Source data
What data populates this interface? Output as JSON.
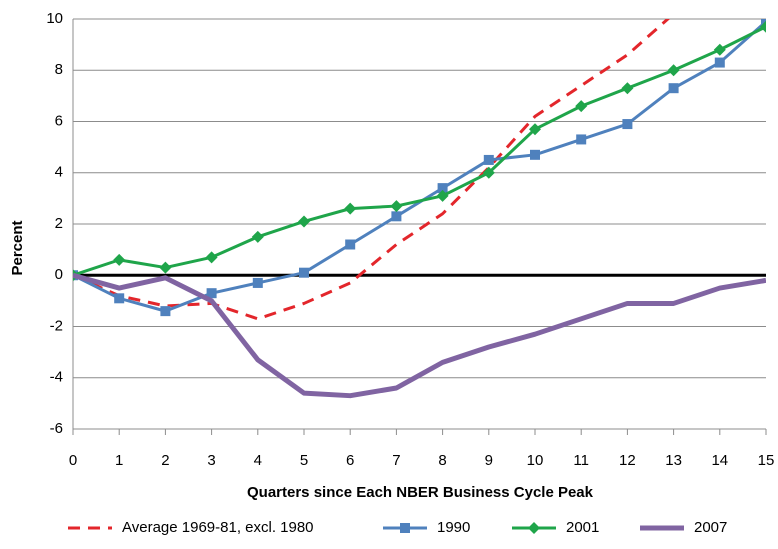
{
  "chart_data": {
    "type": "line",
    "x_label": "Quarters since Each NBER Business Cycle Peak",
    "y_label": "Percent",
    "x": [
      0,
      1,
      2,
      3,
      4,
      5,
      6,
      7,
      8,
      9,
      10,
      11,
      12,
      13,
      14,
      15
    ],
    "xlim": [
      0,
      15
    ],
    "xticks": [
      0,
      1,
      2,
      3,
      4,
      5,
      6,
      7,
      8,
      9,
      10,
      11,
      12,
      13,
      14,
      15
    ],
    "ylim": [
      -6,
      10
    ],
    "yticks": [
      -6,
      -4,
      -2,
      0,
      2,
      4,
      6,
      8,
      10
    ],
    "grid": true,
    "legend": "bottom",
    "series": [
      {
        "name": "Average 1969-81, excl. 1980",
        "color": "#e3262b",
        "dash": true,
        "marker": "none",
        "values": [
          0,
          -0.8,
          -1.2,
          -1.1,
          -1.7,
          -1.1,
          -0.3,
          1.2,
          2.4,
          4.2,
          6.2,
          7.4,
          8.6,
          10.2,
          null,
          null
        ]
      },
      {
        "name": "1990",
        "color": "#4f81bd",
        "dash": false,
        "marker": "square",
        "values": [
          0,
          -0.9,
          -1.4,
          -0.7,
          -0.3,
          0.1,
          1.2,
          2.3,
          3.4,
          4.5,
          4.7,
          5.3,
          5.9,
          7.3,
          8.3,
          9.9
        ]
      },
      {
        "name": "2001",
        "color": "#1fa54a",
        "dash": false,
        "marker": "diamond",
        "values": [
          0,
          0.6,
          0.3,
          0.7,
          1.5,
          2.1,
          2.6,
          2.7,
          3.1,
          4.0,
          5.7,
          6.6,
          7.3,
          8.0,
          8.8,
          9.7
        ]
      },
      {
        "name": "2007",
        "color": "#8064a2",
        "dash": false,
        "marker": "none",
        "values": [
          0,
          -0.5,
          -0.1,
          -1.0,
          -3.3,
          -4.6,
          -4.7,
          -4.4,
          -3.4,
          -2.8,
          -2.3,
          -1.7,
          -1.1,
          -1.1,
          -0.5,
          -0.2
        ]
      }
    ]
  }
}
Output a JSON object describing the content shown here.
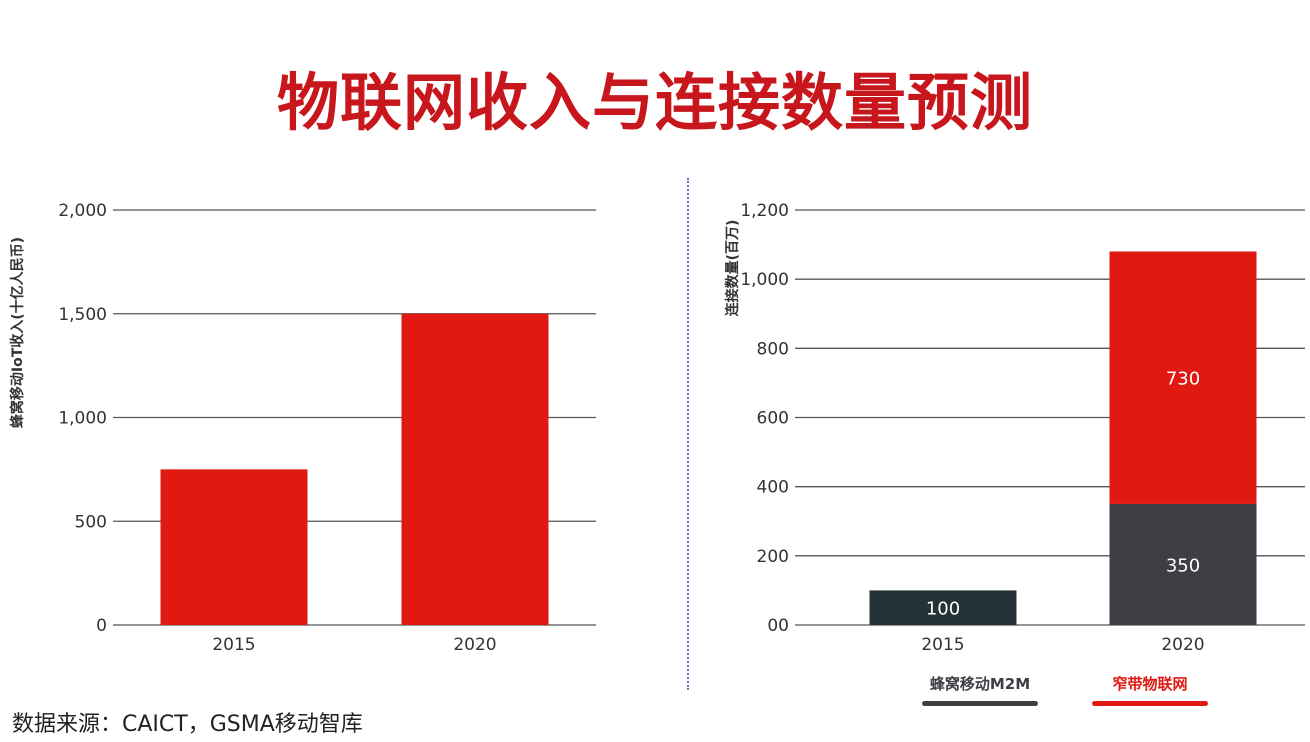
{
  "page": {
    "title": "物联网收入与连接数量预测",
    "source": "数据来源：CAICT，GSMA移动智库"
  },
  "colors": {
    "red": "#e01a12",
    "dark_gray": "#3d3f44",
    "dark_teal": "#243237",
    "title_red": "#c8161d"
  },
  "chart_data": [
    {
      "type": "bar",
      "categories": [
        "2015",
        "2020"
      ],
      "values": [
        750,
        1500
      ],
      "ylabel": "蜂窝移动IoT收入(十亿人民币)",
      "ylim": [
        0,
        2000
      ],
      "yticks": [
        0,
        500,
        1000,
        1500,
        2000
      ],
      "ytick_labels": [
        "0",
        "500",
        "1,000",
        "1,500",
        "2,000"
      ],
      "bar_color": "#e01a12",
      "grid": true
    },
    {
      "type": "bar",
      "stacked": true,
      "categories": [
        "2015",
        "2020"
      ],
      "series": [
        {
          "name": "蜂窝移动M2M",
          "values": [
            100,
            350
          ],
          "colors": [
            "#243237",
            "#3d3f44"
          ],
          "labels": [
            "100",
            "350"
          ]
        },
        {
          "name": "窄带物联网",
          "values": [
            0,
            730
          ],
          "colors": [
            "#e01a12",
            "#e01a12"
          ],
          "labels": [
            "",
            "730"
          ]
        }
      ],
      "ylabel": "连接数量(百万)",
      "ylim": [
        0,
        1200
      ],
      "yticks": [
        0,
        200,
        400,
        600,
        800,
        1000,
        1200
      ],
      "ytick_labels": [
        "00",
        "200",
        "400",
        "600",
        "800",
        "1,000",
        "1,200"
      ],
      "legend": [
        {
          "name": "蜂窝移动M2M",
          "color": "#3d3f44",
          "text_color": "#3d3f44"
        },
        {
          "name": "窄带物联网",
          "color": "#e01a12",
          "text_color": "#e01a12"
        }
      ],
      "legend_position": "bottom",
      "grid": true
    }
  ]
}
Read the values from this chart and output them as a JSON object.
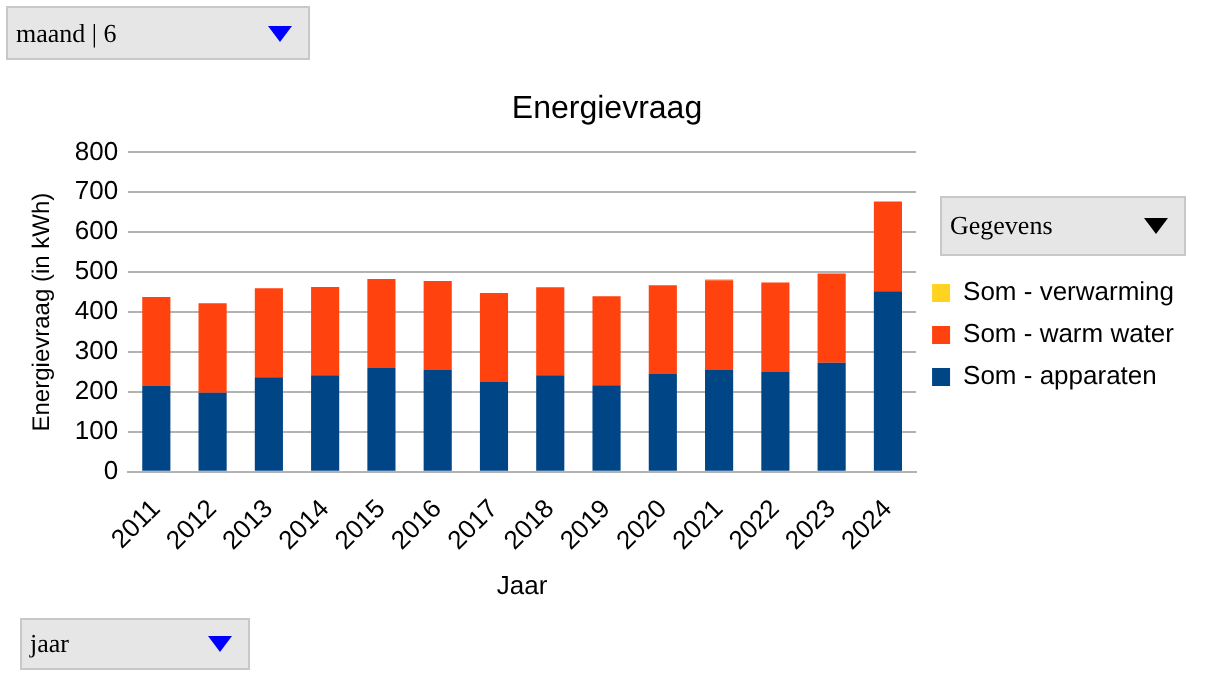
{
  "chart_data": {
    "type": "bar",
    "title": "Energievraag",
    "xlabel": "Jaar",
    "ylabel": "Energievraag (in kWh)",
    "categories": [
      "2011",
      "2012",
      "2013",
      "2014",
      "2015",
      "2016",
      "2017",
      "2018",
      "2019",
      "2020",
      "2021",
      "2022",
      "2023",
      "2024"
    ],
    "series": [
      {
        "name": "Som - apparaten",
        "color": "#004586",
        "values": [
          215,
          198,
          237,
          242,
          260,
          255,
          225,
          242,
          217,
          245,
          255,
          250,
          273,
          452
        ]
      },
      {
        "name": "Som - warm water",
        "color": "#ff420e",
        "values": [
          223,
          224,
          223,
          221,
          223,
          223,
          223,
          220,
          223,
          222,
          225,
          224,
          224,
          225
        ]
      },
      {
        "name": "Som - verwarming",
        "color": "#ffd320",
        "values": [
          0,
          0,
          0,
          0,
          0,
          0,
          0,
          0,
          0,
          0,
          3,
          0,
          0,
          0
        ]
      }
    ],
    "stacked": true,
    "ylim": [
      0,
      800
    ],
    "yticks": [
      0,
      100,
      200,
      300,
      400,
      500,
      600,
      700,
      800
    ],
    "grid": "y",
    "legend": "right",
    "annotations": [
      "maand | 6",
      "Gegevens",
      "jaar"
    ]
  }
}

Work instructions: Make an exact copy of all entries above, dropping the images.

Response:
What data populates this interface? Output as JSON.
{
  "chart_data": {
    "type": "line",
    "x_label": "Quarters since Each NBER Business Cycle Peak",
    "y_label": "Percent",
    "x": [
      0,
      1,
      2,
      3,
      4,
      5,
      6,
      7,
      8,
      9,
      10,
      11,
      12,
      13,
      14,
      15
    ],
    "xlim": [
      0,
      15
    ],
    "xticks": [
      0,
      1,
      2,
      3,
      4,
      5,
      6,
      7,
      8,
      9,
      10,
      11,
      12,
      13,
      14,
      15
    ],
    "ylim": [
      -6,
      10
    ],
    "yticks": [
      -6,
      -4,
      -2,
      0,
      2,
      4,
      6,
      8,
      10
    ],
    "grid": true,
    "legend": "bottom",
    "series": [
      {
        "name": "Average 1969-81, excl. 1980",
        "color": "#e3262b",
        "dash": true,
        "marker": "none",
        "values": [
          0,
          -0.8,
          -1.2,
          -1.1,
          -1.7,
          -1.1,
          -0.3,
          1.2,
          2.4,
          4.2,
          6.2,
          7.4,
          8.6,
          10.2,
          null,
          null
        ]
      },
      {
        "name": "1990",
        "color": "#4f81bd",
        "dash": false,
        "marker": "square",
        "values": [
          0,
          -0.9,
          -1.4,
          -0.7,
          -0.3,
          0.1,
          1.2,
          2.3,
          3.4,
          4.5,
          4.7,
          5.3,
          5.9,
          7.3,
          8.3,
          9.9
        ]
      },
      {
        "name": "2001",
        "color": "#1fa54a",
        "dash": false,
        "marker": "diamond",
        "values": [
          0,
          0.6,
          0.3,
          0.7,
          1.5,
          2.1,
          2.6,
          2.7,
          3.1,
          4.0,
          5.7,
          6.6,
          7.3,
          8.0,
          8.8,
          9.7
        ]
      },
      {
        "name": "2007",
        "color": "#8064a2",
        "dash": false,
        "marker": "none",
        "values": [
          0,
          -0.5,
          -0.1,
          -1.0,
          -3.3,
          -4.6,
          -4.7,
          -4.4,
          -3.4,
          -2.8,
          -2.3,
          -1.7,
          -1.1,
          -1.1,
          -0.5,
          -0.2
        ]
      }
    ]
  }
}
Output a JSON object describing the content shown here.
{
  "page": {
    "title": "物联网收入与连接数量预测",
    "source": "数据来源：CAICT，GSMA移动智库"
  },
  "colors": {
    "red": "#e01a12",
    "dark_gray": "#3d3f44",
    "dark_teal": "#243237",
    "title_red": "#c8161d"
  },
  "chart_data": [
    {
      "type": "bar",
      "categories": [
        "2015",
        "2020"
      ],
      "values": [
        750,
        1500
      ],
      "ylabel": "蜂窝移动IoT收入(十亿人民币)",
      "ylim": [
        0,
        2000
      ],
      "yticks": [
        0,
        500,
        1000,
        1500,
        2000
      ],
      "ytick_labels": [
        "0",
        "500",
        "1,000",
        "1,500",
        "2,000"
      ],
      "bar_color": "#e01a12",
      "grid": true
    },
    {
      "type": "bar",
      "stacked": true,
      "categories": [
        "2015",
        "2020"
      ],
      "series": [
        {
          "name": "蜂窝移动M2M",
          "values": [
            100,
            350
          ],
          "colors": [
            "#243237",
            "#3d3f44"
          ],
          "labels": [
            "100",
            "350"
          ]
        },
        {
          "name": "窄带物联网",
          "values": [
            0,
            730
          ],
          "colors": [
            "#e01a12",
            "#e01a12"
          ],
          "labels": [
            "",
            "730"
          ]
        }
      ],
      "ylabel": "连接数量(百万)",
      "ylim": [
        0,
        1200
      ],
      "yticks": [
        0,
        200,
        400,
        600,
        800,
        1000,
        1200
      ],
      "ytick_labels": [
        "00",
        "200",
        "400",
        "600",
        "800",
        "1,000",
        "1,200"
      ],
      "legend": [
        {
          "name": "蜂窝移动M2M",
          "color": "#3d3f44",
          "text_color": "#3d3f44"
        },
        {
          "name": "窄带物联网",
          "color": "#e01a12",
          "text_color": "#e01a12"
        }
      ],
      "legend_position": "bottom",
      "grid": true
    }
  ]
}
Read the values from this chart and output them as a JSON object.
{
  "chart_data": {
    "type": "bar",
    "title": "Energievraag",
    "xlabel": "Jaar",
    "ylabel": "Energievraag (in kWh)",
    "categories": [
      "2011",
      "2012",
      "2013",
      "2014",
      "2015",
      "2016",
      "2017",
      "2018",
      "2019",
      "2020",
      "2021",
      "2022",
      "2023",
      "2024"
    ],
    "series": [
      {
        "name": "Som - apparaten",
        "color": "#004586",
        "values": [
          215,
          198,
          237,
          242,
          260,
          255,
          225,
          242,
          217,
          245,
          255,
          250,
          273,
          452
        ]
      },
      {
        "name": "Som - warm water",
        "color": "#ff420e",
        "values": [
          223,
          224,
          223,
          221,
          223,
          223,
          223,
          220,
          223,
          222,
          225,
          224,
          224,
          225
        ]
      },
      {
        "name": "Som - verwarming",
        "color": "#ffd320",
        "values": [
          0,
          0,
          0,
          0,
          0,
          0,
          0,
          0,
          0,
          0,
          3,
          0,
          0,
          0
        ]
      }
    ],
    "stacked": true,
    "ylim": [
      0,
      800
    ],
    "yticks": [
      0,
      100,
      200,
      300,
      400,
      500,
      600,
      700,
      800
    ],
    "grid": "y",
    "legend": "right",
    "annotations": [
      "maand | 6",
      "Gegevens",
      "jaar"
    ]
  }
}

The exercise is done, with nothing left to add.